--- Begin Records for the exercise ---

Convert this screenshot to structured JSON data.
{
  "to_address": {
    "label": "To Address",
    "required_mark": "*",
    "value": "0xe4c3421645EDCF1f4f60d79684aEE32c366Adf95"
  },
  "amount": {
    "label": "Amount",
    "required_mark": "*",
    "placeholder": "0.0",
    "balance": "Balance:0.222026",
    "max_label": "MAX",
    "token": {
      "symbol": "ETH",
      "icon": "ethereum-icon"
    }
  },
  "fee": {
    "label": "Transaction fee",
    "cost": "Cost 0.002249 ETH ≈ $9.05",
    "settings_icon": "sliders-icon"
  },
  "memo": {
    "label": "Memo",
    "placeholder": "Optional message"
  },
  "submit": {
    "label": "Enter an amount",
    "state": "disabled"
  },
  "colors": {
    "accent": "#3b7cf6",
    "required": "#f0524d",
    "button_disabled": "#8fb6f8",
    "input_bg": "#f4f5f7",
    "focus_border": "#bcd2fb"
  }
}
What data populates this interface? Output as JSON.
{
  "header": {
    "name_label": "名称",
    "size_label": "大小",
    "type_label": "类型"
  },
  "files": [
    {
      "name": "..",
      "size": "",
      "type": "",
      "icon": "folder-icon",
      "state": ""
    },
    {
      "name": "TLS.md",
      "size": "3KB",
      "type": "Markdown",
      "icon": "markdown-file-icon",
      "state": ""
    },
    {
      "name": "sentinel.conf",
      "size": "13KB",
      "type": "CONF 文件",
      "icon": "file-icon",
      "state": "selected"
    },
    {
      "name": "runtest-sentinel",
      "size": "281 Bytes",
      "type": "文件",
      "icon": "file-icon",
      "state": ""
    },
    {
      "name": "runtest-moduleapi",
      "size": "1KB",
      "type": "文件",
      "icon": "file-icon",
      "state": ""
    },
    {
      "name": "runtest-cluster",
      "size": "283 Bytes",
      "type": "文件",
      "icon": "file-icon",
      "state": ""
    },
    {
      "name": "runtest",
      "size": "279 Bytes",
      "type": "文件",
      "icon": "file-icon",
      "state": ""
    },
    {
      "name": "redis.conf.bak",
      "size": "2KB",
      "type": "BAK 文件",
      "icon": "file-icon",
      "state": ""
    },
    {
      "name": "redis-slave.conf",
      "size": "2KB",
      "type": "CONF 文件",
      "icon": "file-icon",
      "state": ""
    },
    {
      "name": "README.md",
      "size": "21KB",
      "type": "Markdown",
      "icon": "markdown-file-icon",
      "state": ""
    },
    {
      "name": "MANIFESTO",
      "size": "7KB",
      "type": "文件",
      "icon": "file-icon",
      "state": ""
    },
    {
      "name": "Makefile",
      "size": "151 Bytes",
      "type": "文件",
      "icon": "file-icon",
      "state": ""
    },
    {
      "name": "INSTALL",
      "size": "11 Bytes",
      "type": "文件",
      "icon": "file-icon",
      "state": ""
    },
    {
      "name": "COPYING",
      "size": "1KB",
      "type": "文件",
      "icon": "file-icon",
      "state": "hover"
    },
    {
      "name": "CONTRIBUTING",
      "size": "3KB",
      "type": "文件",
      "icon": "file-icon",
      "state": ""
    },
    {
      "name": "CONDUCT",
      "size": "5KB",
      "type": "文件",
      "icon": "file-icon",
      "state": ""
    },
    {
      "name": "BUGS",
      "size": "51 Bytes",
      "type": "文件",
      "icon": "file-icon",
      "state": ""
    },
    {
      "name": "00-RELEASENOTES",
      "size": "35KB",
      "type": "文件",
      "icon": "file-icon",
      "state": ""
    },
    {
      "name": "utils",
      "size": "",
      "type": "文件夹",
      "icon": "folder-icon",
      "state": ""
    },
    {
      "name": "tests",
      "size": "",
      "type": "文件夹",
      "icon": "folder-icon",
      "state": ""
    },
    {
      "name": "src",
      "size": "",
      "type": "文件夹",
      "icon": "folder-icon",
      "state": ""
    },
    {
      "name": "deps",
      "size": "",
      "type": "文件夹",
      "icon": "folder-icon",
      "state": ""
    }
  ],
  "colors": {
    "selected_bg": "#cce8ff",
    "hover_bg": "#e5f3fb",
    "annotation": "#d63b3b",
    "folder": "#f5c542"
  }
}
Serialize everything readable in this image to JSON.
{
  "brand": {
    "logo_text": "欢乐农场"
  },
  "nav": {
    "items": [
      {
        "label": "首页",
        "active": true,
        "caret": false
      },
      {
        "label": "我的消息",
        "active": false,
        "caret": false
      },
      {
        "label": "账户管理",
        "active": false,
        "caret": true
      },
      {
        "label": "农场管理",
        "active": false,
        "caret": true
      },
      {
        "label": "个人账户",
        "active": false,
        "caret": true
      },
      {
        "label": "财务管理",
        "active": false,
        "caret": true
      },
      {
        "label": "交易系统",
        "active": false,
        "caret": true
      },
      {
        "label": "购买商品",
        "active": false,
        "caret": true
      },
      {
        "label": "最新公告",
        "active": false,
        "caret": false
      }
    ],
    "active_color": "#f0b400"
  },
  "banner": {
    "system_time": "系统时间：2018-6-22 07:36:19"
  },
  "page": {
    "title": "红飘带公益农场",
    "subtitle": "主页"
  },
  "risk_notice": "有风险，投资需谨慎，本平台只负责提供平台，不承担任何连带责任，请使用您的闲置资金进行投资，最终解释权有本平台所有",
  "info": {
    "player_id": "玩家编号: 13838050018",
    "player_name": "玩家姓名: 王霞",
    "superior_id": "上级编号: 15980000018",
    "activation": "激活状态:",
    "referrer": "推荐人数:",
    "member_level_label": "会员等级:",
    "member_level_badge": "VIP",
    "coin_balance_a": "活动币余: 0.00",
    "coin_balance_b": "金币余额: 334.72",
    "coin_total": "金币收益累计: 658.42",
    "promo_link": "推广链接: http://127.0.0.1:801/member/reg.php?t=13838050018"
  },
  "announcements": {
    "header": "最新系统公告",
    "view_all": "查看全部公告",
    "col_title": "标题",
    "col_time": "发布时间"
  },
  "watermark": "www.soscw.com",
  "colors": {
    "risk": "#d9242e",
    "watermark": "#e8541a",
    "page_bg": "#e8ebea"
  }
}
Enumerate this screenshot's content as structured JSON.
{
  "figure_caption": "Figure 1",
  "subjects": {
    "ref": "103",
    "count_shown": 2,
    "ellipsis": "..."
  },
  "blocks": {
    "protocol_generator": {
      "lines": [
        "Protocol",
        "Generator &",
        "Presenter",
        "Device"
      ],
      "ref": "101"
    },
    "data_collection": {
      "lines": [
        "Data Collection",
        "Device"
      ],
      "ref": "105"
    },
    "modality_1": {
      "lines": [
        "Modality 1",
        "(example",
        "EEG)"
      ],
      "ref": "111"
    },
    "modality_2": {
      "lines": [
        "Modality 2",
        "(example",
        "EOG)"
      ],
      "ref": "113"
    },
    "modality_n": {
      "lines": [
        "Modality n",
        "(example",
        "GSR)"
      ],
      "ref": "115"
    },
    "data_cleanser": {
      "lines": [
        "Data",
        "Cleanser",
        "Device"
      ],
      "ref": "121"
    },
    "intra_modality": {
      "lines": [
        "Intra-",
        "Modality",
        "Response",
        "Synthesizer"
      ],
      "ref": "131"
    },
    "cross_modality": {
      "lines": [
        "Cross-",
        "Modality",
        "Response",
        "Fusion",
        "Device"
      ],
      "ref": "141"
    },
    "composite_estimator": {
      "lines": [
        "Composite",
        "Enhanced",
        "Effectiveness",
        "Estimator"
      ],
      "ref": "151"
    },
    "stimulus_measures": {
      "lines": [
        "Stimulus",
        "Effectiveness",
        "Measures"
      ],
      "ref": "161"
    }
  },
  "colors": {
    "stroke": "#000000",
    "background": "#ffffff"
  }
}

--- End Records for the exercise ---

Given instruction
Retype all of the material, keeping each line exact.

Worked answer
Convert this screenshot to structured JSON data.
{
  "to_address": {
    "label": "To Address",
    "required_mark": "*",
    "value": "0xe4c3421645EDCF1f4f60d79684aEE32c366Adf95"
  },
  "amount": {
    "label": "Amount",
    "required_mark": "*",
    "placeholder": "0.0",
    "balance": "Balance:0.222026",
    "max_label": "MAX",
    "token": {
      "symbol": "ETH",
      "icon": "ethereum-icon"
    }
  },
  "fee": {
    "label": "Transaction fee",
    "cost": "Cost 0.002249 ETH ≈ $9.05",
    "settings_icon": "sliders-icon"
  },
  "memo": {
    "label": "Memo",
    "placeholder": "Optional message"
  },
  "submit": {
    "label": "Enter an amount",
    "state": "disabled"
  },
  "colors": {
    "accent": "#3b7cf6",
    "required": "#f0524d",
    "button_disabled": "#8fb6f8",
    "input_bg": "#f4f5f7",
    "focus_border": "#bcd2fb"
  }
}
What data populates this interface? Output as JSON.
{
  "header": {
    "name_label": "名称",
    "size_label": "大小",
    "type_label": "类型"
  },
  "files": [
    {
      "name": "..",
      "size": "",
      "type": "",
      "icon": "folder-icon",
      "state": ""
    },
    {
      "name": "TLS.md",
      "size": "3KB",
      "type": "Markdown",
      "icon": "markdown-file-icon",
      "state": ""
    },
    {
      "name": "sentinel.conf",
      "size": "13KB",
      "type": "CONF 文件",
      "icon": "file-icon",
      "state": "selected"
    },
    {
      "name": "runtest-sentinel",
      "size": "281 Bytes",
      "type": "文件",
      "icon": "file-icon",
      "state": ""
    },
    {
      "name": "runtest-moduleapi",
      "size": "1KB",
      "type": "文件",
      "icon": "file-icon",
      "state": ""
    },
    {
      "name": "runtest-cluster",
      "size": "283 Bytes",
      "type": "文件",
      "icon": "file-icon",
      "state": ""
    },
    {
      "name": "runtest",
      "size": "279 Bytes",
      "type": "文件",
      "icon": "file-icon",
      "state": ""
    },
    {
      "name": "redis.conf.bak",
      "size": "2KB",
      "type": "BAK 文件",
      "icon": "file-icon",
      "state": ""
    },
    {
      "name": "redis-slave.conf",
      "size": "2KB",
      "type": "CONF 文件",
      "icon": "file-icon",
      "state": ""
    },
    {
      "name": "README.md",
      "size": "21KB",
      "type": "Markdown",
      "icon": "markdown-file-icon",
      "state": ""
    },
    {
      "name": "MANIFESTO",
      "size": "7KB",
      "type": "文件",
      "icon": "file-icon",
      "state": ""
    },
    {
      "name": "Makefile",
      "size": "151 Bytes",
      "type": "文件",
      "icon": "file-icon",
      "state": ""
    },
    {
      "name": "INSTALL",
      "size": "11 Bytes",
      "type": "文件",
      "icon": "file-icon",
      "state": ""
    },
    {
      "name": "COPYING",
      "size": "1KB",
      "type": "文件",
      "icon": "file-icon",
      "state": "hover"
    },
    {
      "name": "CONTRIBUTING",
      "size": "3KB",
      "type": "文件",
      "icon": "file-icon",
      "state": ""
    },
    {
      "name": "CONDUCT",
      "size": "5KB",
      "type": "文件",
      "icon": "file-icon",
      "state": ""
    },
    {
      "name": "BUGS",
      "size": "51 Bytes",
      "type": "文件",
      "icon": "file-icon",
      "state": ""
    },
    {
      "name": "00-RELEASENOTES",
      "size": "35KB",
      "type": "文件",
      "icon": "file-icon",
      "state": ""
    },
    {
      "name": "utils",
      "size": "",
      "type": "文件夹",
      "icon": "folder-icon",
      "state": ""
    },
    {
      "name": "tests",
      "size": "",
      "type": "文件夹",
      "icon": "folder-icon",
      "state": ""
    },
    {
      "name": "src",
      "size": "",
      "type": "文件夹",
      "icon": "folder-icon",
      "state": ""
    },
    {
      "name": "deps",
      "size": "",
      "type": "文件夹",
      "icon": "folder-icon",
      "state": ""
    }
  ],
  "colors": {
    "selected_bg": "#cce8ff",
    "hover_bg": "#e5f3fb",
    "annotation": "#d63b3b",
    "folder": "#f5c542"
  }
}
Serialize everything readable in this image to JSON.
{
  "brand": {
    "logo_text": "欢乐农场"
  },
  "nav": {
    "items": [
      {
        "label": "首页",
        "active": true,
        "caret": false
      },
      {
        "label": "我的消息",
        "active": false,
        "caret": false
      },
      {
        "label": "账户管理",
        "active": false,
        "caret": true
      },
      {
        "label": "农场管理",
        "active": false,
        "caret": true
      },
      {
        "label": "个人账户",
        "active": false,
        "caret": true
      },
      {
        "label": "财务管理",
        "active": false,
        "caret": true
      },
      {
        "label": "交易系统",
        "active": false,
        "caret": true
      },
      {
        "label": "购买商品",
        "active": false,
        "caret": true
      },
      {
        "label": "最新公告",
        "active": false,
        "caret": false
      }
    ],
    "active_color": "#f0b400"
  },
  "banner": {
    "system_time": "系统时间：2018-6-22 07:36:19"
  },
  "page": {
    "title": "红飘带公益农场",
    "subtitle": "主页"
  },
  "risk_notice": "有风险，投资需谨慎，本平台只负责提供平台，不承担任何连带责任，请使用您的闲置资金进行投资，最终解释权有本平台所有",
  "info": {
    "player_id": "玩家编号: 13838050018",
    "player_name": "玩家姓名: 王霞",
    "superior_id": "上级编号: 15980000018",
    "activation": "激活状态:",
    "referrer": "推荐人数:",
    "member_level_label": "会员等级:",
    "member_level_badge": "VIP",
    "coin_balance_a": "活动币余: 0.00",
    "coin_balance_b": "金币余额: 334.72",
    "coin_total": "金币收益累计: 658.42",
    "promo_link": "推广链接: http://127.0.0.1:801/member/reg.php?t=13838050018"
  },
  "announcements": {
    "header": "最新系统公告",
    "view_all": "查看全部公告",
    "col_title": "标题",
    "col_time": "发布时间"
  },
  "watermark": "www.soscw.com",
  "colors": {
    "risk": "#d9242e",
    "watermark": "#e8541a",
    "page_bg": "#e8ebea"
  }
}
Enumerate this screenshot's content as structured JSON.
{
  "figure_caption": "Figure 1",
  "subjects": {
    "ref": "103",
    "count_shown": 2,
    "ellipsis": "..."
  },
  "blocks": {
    "protocol_generator": {
      "lines": [
        "Protocol",
        "Generator &",
        "Presenter",
        "Device"
      ],
      "ref": "101"
    },
    "data_collection": {
      "lines": [
        "Data Collection",
        "Device"
      ],
      "ref": "105"
    },
    "modality_1": {
      "lines": [
        "Modality 1",
        "(example",
        "EEG)"
      ],
      "ref": "111"
    },
    "modality_2": {
      "lines": [
        "Modality 2",
        "(example",
        "EOG)"
      ],
      "ref": "113"
    },
    "modality_n": {
      "lines": [
        "Modality n",
        "(example",
        "GSR)"
      ],
      "ref": "115"
    },
    "data_cleanser": {
      "lines": [
        "Data",
        "Cleanser",
        "Device"
      ],
      "ref": "121"
    },
    "intra_modality": {
      "lines": [
        "Intra-",
        "Modality",
        "Response",
        "Synthesizer"
      ],
      "ref": "131"
    },
    "cross_modality": {
      "lines": [
        "Cross-",
        "Modality",
        "Response",
        "Fusion",
        "Device"
      ],
      "ref": "141"
    },
    "composite_estimator": {
      "lines": [
        "Composite",
        "Enhanced",
        "Effectiveness",
        "Estimator"
      ],
      "ref": "151"
    },
    "stimulus_measures": {
      "lines": [
        "Stimulus",
        "Effectiveness",
        "Measures"
      ],
      "ref": "161"
    }
  },
  "colors": {
    "stroke": "#000000",
    "background": "#ffffff"
  }
}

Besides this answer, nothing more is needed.